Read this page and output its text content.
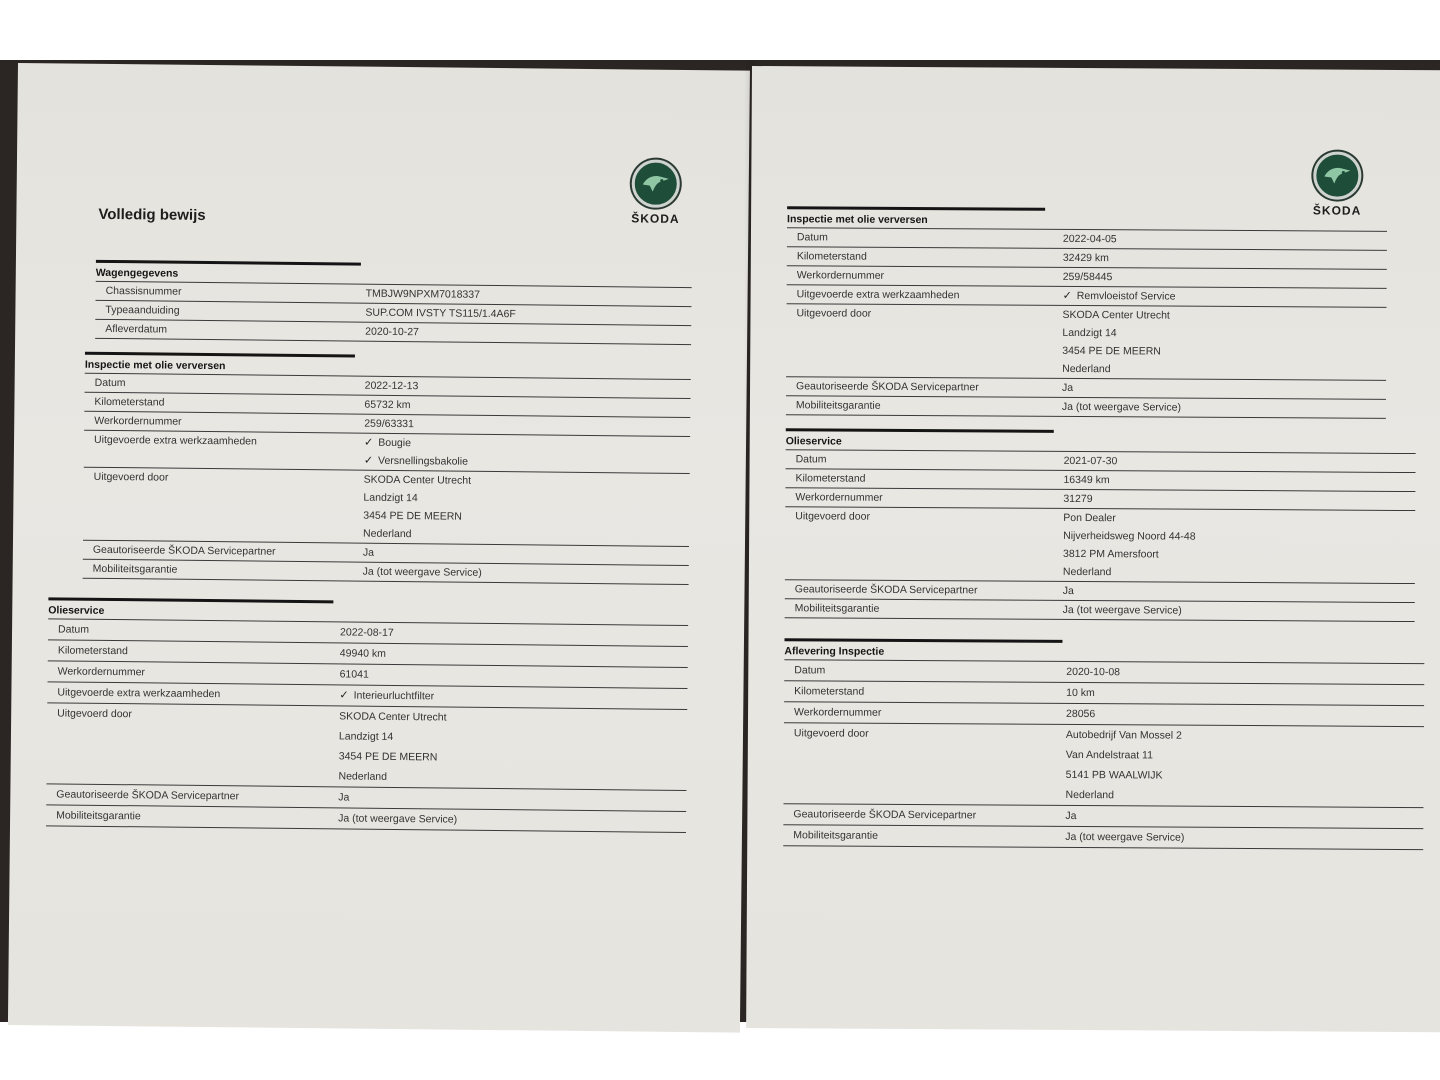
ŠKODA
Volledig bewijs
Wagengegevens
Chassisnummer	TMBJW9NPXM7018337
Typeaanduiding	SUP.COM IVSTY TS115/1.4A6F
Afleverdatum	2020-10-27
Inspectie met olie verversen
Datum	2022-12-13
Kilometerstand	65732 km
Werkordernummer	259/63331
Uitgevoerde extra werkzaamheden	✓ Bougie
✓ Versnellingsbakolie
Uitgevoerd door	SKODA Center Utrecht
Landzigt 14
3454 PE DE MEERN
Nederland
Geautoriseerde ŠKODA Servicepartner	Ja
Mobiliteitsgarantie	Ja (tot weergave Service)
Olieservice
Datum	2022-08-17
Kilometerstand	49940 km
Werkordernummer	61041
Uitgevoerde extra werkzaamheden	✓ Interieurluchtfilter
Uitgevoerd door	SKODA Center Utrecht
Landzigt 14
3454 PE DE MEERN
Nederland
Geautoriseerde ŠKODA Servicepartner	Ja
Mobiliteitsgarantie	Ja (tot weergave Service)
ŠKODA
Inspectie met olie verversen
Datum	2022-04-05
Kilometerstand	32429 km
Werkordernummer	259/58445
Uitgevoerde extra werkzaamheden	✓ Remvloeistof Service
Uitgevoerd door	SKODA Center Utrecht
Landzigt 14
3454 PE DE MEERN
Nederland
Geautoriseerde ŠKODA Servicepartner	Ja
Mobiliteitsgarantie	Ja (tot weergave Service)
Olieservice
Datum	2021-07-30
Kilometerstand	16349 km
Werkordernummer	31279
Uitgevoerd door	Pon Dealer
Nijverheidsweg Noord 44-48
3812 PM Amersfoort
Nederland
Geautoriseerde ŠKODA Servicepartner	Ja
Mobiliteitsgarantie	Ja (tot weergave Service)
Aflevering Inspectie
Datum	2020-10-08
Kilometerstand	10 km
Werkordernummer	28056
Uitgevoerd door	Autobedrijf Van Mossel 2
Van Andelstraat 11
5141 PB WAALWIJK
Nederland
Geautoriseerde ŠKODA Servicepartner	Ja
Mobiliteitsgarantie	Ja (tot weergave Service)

*Exercise task:* Show every line of the listing in which the string "werkzaamheden" can be found.

*Exercise answer:*
Uitgevoerde extra werkzaamheden	✓ Bougie
Uitgevoerde extra werkzaamheden	✓ Interieurluchtfilter
Uitgevoerde extra werkzaamheden	✓ Remvloeistof Service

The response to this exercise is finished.